> Exercise passage:

_ _ _ _

For the first time, scientists have managed to eliminate the AIDS-causing virus from the genome of living animals. Researchers have managed to eliminate HIV from mice. This is an important step towards curing the disease for humans.
What has been achieved?
Co-senior author Kamel Khalili, who is also a professor and chair of neuroscience at Temple University in Philadelphia said that their research shows that HIV can be removed from cells and organs of infected living beings if a combination of suppression of replication and gene editing is used.
They collaborated with the University of Nebraska Medical Center to achieve these results.
As of now, doctors use antiretroviral therapy (ART), which works towards suppression of replication of HIV but has no effect on eliminating the virus from the body. The treatment also needs to be taken throughout life and is not a cure.

_ _ _ _

> Listed records:
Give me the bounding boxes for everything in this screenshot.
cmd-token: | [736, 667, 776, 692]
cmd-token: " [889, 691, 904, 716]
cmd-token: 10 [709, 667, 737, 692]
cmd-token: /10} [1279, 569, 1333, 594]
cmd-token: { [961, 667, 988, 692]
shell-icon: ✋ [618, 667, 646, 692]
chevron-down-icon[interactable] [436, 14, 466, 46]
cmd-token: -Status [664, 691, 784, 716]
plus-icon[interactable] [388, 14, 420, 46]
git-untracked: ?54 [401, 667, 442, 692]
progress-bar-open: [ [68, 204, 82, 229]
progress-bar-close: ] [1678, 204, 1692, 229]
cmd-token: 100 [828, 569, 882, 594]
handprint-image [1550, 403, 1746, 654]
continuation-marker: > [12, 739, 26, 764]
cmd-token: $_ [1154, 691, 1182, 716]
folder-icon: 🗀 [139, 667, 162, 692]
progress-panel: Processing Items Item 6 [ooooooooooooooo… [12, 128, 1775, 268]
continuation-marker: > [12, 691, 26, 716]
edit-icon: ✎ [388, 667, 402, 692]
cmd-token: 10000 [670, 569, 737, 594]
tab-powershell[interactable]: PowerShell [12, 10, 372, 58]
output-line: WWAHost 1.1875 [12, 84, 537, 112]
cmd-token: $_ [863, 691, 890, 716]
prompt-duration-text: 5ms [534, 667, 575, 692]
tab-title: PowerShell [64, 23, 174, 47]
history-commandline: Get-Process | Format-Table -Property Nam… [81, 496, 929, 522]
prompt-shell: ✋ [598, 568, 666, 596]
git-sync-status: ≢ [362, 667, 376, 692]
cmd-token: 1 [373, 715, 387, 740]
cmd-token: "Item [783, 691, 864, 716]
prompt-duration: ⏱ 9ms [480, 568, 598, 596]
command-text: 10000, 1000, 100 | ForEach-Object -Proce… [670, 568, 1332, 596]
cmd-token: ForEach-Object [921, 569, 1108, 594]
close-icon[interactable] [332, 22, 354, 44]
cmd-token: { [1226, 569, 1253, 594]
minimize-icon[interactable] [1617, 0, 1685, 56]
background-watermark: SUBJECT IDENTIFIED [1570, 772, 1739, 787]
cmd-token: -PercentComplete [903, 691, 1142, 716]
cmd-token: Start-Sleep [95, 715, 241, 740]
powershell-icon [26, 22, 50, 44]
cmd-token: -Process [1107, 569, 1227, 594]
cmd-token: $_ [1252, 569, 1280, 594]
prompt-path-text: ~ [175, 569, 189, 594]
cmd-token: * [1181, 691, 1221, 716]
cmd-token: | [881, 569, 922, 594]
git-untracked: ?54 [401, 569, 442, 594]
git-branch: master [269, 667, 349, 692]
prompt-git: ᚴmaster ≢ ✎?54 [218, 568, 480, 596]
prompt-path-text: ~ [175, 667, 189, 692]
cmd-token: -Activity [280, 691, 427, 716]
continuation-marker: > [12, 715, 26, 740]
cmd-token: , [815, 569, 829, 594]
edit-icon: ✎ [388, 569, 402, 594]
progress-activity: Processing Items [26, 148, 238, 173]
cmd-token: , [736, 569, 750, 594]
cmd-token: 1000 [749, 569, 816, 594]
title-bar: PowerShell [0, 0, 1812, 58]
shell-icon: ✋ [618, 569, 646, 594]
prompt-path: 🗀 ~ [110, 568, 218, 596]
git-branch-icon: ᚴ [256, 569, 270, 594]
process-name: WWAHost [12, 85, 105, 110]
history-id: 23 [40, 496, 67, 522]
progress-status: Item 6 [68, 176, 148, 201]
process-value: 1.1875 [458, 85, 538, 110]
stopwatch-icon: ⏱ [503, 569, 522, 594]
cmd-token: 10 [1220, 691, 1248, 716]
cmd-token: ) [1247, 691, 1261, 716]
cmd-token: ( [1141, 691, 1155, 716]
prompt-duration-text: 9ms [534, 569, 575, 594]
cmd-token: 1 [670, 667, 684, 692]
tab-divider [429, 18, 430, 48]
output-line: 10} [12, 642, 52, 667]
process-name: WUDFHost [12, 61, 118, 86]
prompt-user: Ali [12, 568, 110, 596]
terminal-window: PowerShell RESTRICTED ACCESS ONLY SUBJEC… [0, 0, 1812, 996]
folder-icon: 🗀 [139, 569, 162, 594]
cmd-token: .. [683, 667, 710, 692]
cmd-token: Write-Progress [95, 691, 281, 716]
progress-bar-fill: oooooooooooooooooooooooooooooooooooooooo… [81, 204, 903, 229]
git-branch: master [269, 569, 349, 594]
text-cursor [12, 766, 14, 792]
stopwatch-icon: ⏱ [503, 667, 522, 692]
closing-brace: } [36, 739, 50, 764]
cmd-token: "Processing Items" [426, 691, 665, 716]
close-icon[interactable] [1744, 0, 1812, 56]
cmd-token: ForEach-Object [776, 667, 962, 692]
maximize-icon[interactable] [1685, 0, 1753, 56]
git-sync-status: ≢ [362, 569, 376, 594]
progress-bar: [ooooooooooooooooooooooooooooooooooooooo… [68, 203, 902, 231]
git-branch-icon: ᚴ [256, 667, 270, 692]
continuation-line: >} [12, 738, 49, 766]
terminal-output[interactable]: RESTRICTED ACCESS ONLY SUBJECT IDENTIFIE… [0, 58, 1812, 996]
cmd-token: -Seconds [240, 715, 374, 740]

_ _ _ _

> Brief 1:
List every person, institution, and city named in the text on removing HIV from mice.
> Brief 2:
Write the next part of the text on removing HIV from mice, following on from its last sentence.
The material after the text on removing HIV from mice is separate from it.

> Exercise answer 1:
Kamel Khalili, Temple University, Philadelphia, University of Nebraska Medical Center

> Exercise answer 2:
How the potential cure for HIV/AIDS was achieved
The study suggests the usage of a gene-editing system called CRISPR-Cas9 to remove the fragments of HIV DNA from the DNA of infected cells. It works alongside a new drug regimen system called long-acting slow-effective release (LASER) ART.
The therapy utilized nanocrystals for transporting antiretroviral drugs to tissues where HIV may be lying dormant. The crystals also help in storing the drug for an extended period and slowly release it.
This approach eliminated HIV DNA in one-third of mice. However, human systems are different, and what worked in mice may not work in humans.
“We now have a clear path to move ahead to trials in nonhuman primates and possibly clinical trials in human patients within the year,” added Khalili.